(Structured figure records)
[START]

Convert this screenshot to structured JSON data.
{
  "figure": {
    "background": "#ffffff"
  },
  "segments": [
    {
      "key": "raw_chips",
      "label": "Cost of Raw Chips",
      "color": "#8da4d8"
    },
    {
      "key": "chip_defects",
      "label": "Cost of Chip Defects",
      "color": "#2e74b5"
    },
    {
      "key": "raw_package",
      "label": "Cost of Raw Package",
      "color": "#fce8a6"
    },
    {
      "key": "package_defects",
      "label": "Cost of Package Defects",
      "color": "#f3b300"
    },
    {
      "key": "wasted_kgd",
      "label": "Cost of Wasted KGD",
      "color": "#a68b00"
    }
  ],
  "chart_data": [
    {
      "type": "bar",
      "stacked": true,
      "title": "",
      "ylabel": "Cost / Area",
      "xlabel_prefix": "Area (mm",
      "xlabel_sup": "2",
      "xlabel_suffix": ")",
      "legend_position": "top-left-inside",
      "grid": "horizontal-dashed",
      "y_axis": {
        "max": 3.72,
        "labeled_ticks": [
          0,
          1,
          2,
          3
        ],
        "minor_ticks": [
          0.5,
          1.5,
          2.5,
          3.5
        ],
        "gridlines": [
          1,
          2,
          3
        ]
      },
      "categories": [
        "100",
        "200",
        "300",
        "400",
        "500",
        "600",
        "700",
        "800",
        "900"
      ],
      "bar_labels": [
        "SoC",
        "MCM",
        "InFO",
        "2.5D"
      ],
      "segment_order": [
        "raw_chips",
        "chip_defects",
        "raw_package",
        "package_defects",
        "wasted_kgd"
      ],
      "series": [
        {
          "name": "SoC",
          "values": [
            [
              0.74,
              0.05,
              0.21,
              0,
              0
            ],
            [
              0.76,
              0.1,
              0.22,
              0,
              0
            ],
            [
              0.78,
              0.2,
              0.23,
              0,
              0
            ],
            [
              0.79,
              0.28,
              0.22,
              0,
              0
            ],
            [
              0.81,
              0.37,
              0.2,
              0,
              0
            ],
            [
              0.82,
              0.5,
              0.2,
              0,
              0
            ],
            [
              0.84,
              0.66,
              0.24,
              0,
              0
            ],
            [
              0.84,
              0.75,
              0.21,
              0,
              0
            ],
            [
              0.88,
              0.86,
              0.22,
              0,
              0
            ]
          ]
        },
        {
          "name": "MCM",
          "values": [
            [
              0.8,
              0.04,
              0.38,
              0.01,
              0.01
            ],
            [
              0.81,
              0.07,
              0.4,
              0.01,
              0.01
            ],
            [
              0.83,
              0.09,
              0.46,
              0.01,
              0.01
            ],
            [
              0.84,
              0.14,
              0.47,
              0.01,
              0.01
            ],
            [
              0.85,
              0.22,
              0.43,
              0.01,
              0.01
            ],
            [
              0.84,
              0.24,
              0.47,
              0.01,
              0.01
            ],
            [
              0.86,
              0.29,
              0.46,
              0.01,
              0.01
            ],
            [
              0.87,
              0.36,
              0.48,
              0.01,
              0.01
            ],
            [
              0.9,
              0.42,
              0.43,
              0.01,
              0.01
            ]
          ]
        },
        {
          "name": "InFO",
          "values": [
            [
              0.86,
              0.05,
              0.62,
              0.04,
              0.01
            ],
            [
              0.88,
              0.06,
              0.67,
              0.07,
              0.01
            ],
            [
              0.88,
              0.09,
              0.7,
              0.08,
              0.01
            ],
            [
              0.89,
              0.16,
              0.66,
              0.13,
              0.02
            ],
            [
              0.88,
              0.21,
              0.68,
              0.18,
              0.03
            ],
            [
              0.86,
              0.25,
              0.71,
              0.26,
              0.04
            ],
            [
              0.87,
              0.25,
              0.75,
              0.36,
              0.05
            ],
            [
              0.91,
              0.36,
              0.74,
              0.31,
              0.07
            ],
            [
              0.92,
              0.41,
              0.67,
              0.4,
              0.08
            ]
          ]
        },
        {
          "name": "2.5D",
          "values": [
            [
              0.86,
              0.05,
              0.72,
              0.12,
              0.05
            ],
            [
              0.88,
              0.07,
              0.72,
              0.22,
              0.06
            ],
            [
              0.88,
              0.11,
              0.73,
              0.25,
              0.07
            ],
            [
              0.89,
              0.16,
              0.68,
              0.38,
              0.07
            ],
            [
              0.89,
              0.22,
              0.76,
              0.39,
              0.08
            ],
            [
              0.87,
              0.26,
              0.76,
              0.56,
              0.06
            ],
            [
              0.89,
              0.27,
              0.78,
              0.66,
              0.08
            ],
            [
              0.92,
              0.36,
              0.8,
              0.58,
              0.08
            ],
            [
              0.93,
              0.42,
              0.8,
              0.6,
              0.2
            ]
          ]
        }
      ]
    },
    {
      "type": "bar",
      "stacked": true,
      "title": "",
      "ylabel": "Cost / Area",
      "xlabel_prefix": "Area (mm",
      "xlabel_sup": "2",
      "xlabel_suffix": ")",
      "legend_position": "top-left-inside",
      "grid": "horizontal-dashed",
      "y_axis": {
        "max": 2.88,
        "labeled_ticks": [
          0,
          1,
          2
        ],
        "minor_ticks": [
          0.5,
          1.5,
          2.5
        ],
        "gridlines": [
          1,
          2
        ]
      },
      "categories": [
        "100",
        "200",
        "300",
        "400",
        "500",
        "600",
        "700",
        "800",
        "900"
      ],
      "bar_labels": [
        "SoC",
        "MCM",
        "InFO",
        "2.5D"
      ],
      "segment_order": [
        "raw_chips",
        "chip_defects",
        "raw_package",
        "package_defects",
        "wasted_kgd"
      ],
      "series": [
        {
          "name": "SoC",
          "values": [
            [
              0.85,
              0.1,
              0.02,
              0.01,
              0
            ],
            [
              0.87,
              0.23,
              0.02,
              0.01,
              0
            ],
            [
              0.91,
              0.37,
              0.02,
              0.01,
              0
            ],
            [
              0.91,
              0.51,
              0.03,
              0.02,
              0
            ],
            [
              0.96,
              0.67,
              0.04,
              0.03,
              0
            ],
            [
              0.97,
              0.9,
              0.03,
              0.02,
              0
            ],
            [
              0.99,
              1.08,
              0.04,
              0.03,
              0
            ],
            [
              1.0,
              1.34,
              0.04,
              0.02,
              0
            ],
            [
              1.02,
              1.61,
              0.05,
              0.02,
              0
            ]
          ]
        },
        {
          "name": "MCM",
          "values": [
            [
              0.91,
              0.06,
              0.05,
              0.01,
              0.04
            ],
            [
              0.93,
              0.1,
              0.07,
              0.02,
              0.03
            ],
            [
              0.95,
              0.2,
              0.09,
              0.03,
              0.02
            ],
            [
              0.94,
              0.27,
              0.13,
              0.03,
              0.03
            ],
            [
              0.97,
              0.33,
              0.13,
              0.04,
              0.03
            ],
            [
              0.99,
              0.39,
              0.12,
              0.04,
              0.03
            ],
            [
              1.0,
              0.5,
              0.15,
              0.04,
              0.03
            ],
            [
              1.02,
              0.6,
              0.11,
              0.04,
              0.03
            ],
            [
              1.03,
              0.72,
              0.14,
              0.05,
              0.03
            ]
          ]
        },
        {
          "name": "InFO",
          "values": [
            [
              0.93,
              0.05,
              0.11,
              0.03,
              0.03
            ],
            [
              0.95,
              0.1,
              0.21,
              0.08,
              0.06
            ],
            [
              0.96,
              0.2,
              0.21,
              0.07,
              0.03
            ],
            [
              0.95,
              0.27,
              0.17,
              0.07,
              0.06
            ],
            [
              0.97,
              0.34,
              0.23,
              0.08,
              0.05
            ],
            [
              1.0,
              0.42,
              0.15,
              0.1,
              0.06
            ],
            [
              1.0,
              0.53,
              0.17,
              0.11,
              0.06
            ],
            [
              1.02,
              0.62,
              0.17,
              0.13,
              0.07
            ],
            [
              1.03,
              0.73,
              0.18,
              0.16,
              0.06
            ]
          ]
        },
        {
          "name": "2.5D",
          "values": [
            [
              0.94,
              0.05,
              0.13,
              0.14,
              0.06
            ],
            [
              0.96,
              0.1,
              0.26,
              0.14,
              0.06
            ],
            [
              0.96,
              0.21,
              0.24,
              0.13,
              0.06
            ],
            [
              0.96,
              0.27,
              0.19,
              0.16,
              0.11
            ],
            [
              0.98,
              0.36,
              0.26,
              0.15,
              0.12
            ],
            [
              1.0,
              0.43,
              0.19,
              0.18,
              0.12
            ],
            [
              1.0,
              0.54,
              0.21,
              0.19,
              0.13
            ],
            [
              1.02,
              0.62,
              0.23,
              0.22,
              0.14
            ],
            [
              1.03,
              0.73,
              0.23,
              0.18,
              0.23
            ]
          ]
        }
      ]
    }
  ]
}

[END]

● Task requirements
Identify and copy the lines holding the word "color".

● Worked solution
      "color": "#8da4d8"
      "color": "#2e74b5"
      "color": "#fce8a6"
      "color": "#f3b300"
      "color": "#a68b00"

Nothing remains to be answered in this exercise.